:: What you need to do ::
Output all lines exactly, with nothing added or dropped.

:: Input material ::
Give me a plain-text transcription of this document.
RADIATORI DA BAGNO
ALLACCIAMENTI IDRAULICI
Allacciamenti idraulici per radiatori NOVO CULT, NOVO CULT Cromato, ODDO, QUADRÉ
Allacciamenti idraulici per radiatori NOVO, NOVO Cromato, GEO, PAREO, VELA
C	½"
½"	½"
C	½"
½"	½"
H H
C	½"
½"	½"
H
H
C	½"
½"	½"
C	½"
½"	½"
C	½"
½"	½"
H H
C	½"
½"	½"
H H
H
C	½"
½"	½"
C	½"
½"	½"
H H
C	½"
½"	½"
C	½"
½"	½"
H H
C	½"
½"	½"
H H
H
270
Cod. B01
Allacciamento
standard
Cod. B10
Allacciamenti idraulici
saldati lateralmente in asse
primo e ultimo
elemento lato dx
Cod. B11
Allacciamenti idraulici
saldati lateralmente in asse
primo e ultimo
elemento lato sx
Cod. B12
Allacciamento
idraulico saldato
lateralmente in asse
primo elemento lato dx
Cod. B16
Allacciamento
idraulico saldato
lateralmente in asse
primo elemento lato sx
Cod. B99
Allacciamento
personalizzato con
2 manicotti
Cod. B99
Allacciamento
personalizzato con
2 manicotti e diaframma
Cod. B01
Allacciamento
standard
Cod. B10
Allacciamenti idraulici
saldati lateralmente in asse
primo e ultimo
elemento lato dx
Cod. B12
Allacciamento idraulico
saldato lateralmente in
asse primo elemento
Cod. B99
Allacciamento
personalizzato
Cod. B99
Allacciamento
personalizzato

:: Expected output ::
Give me a plain-text transcription of this document.
RADIATORI DA BAGNO
ALLACCIAMENTI IDRAULICI
Allacciamenti idraulici per radiatori NOVO CULT, NOVO CULT Cromato, ODDO, QUADRÉ
Allacciamenti idraulici per radiatori NOVO, NOVO Cromato, GEO, PAREO, VELA
C	½"
½"	½"
C	½"
½"	½"
H H
C	½"
½"	½"
H
H
C	½"
½"	½"
C	½"
½"	½"
C	½"
½"	½"
H H
C	½"
½"	½"
H H
H
C	½"
½"	½"
C	½"
½"	½"
H H
C	½"
½"	½"
C	½"
½"	½"
H H
C	½"
½"	½"
H H
H
270
Cod. B01
Allacciamento
standard
Cod. B10
Allacciamenti idraulici
saldati lateralmente in asse
primo e ultimo
elemento lato dx
Cod. B11
Allacciamenti idraulici
saldati lateralmente in asse
primo e ultimo
elemento lato sx
Cod. B12
Allacciamento
idraulico saldato
lateralmente in asse
primo elemento lato dx
Cod. B16
Allacciamento
idraulico saldato
lateralmente in asse
primo elemento lato sx
Cod. B99
Allacciamento
personalizzato con
2 manicotti
Cod. B99
Allacciamento
personalizzato con
2 manicotti e diaframma
Cod. B01
Allacciamento
standard
Cod. B10
Allacciamenti idraulici
saldati lateralmente in asse
primo e ultimo
elemento lato dx
Cod. B12
Allacciamento idraulico
saldato lateralmente in
asse primo elemento
Cod. B99
Allacciamento
personalizzato
Cod. B99
Allacciamento
personalizzato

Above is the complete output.